Task statement. In the records below, find every line that contains the string "Text" and copy each of those lines in full. Matching is case-sensitive.

Listed entries.
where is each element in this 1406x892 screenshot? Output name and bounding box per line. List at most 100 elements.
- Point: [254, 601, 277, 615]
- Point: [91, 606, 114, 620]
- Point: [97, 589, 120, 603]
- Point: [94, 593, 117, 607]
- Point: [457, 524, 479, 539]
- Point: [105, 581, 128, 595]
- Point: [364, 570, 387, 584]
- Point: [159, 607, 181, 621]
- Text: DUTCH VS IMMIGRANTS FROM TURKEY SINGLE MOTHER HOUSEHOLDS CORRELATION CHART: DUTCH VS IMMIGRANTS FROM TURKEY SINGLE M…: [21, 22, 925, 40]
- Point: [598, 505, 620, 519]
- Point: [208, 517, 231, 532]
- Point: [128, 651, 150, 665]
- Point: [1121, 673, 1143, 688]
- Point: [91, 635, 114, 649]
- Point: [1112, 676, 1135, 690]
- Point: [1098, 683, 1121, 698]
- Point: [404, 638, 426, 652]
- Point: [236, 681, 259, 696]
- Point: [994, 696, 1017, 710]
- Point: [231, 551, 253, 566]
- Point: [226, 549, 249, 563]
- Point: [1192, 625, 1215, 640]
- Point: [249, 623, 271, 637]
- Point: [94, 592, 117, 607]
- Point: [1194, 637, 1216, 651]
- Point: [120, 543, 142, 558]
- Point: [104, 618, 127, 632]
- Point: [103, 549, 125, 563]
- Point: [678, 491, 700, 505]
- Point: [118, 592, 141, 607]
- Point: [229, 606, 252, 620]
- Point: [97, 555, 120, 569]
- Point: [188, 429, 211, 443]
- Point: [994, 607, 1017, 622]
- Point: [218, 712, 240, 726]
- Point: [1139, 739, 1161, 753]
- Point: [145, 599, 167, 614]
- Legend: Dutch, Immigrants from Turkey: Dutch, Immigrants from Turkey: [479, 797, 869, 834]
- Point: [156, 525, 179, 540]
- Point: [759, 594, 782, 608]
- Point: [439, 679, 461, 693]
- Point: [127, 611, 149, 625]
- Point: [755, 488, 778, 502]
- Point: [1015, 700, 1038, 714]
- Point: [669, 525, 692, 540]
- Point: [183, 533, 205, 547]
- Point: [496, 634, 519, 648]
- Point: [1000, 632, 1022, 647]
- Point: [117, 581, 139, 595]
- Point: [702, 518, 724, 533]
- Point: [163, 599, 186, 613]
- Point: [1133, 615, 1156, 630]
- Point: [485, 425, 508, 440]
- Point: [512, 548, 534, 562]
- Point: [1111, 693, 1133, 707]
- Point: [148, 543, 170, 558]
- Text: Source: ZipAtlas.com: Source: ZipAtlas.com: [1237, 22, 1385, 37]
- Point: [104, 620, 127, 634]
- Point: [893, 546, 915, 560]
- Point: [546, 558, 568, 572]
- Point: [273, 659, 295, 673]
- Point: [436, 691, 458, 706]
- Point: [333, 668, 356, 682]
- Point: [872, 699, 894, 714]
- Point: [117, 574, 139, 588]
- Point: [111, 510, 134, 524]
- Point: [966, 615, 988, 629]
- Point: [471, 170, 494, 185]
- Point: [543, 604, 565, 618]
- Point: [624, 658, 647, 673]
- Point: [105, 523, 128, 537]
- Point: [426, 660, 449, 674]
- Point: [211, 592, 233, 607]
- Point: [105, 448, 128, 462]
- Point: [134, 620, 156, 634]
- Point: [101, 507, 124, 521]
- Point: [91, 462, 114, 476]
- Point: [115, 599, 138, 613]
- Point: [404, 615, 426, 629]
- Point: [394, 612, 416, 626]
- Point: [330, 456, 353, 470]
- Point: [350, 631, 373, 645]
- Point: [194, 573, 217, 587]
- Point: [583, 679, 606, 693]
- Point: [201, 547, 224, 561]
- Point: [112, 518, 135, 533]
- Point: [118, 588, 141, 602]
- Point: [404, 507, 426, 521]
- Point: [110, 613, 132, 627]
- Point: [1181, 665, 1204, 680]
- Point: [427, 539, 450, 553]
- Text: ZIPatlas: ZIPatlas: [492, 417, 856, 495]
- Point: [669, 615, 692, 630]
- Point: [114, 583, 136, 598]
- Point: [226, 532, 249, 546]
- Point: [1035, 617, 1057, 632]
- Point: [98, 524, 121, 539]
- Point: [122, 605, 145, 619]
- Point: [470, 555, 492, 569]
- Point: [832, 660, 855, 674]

Output of the exercise.
- Text: DUTCH VS IMMIGRANTS FROM TURKEY SINGLE MOTHER HOUSEHOLDS CORRELATION CHART: DUTCH VS IMMIGRANTS FROM TURKEY SINGLE M…: [21, 22, 925, 40]
- Text: Source: ZipAtlas.com: Source: ZipAtlas.com: [1237, 22, 1385, 37]
- Text: ZIPatlas: ZIPatlas: [492, 417, 856, 495]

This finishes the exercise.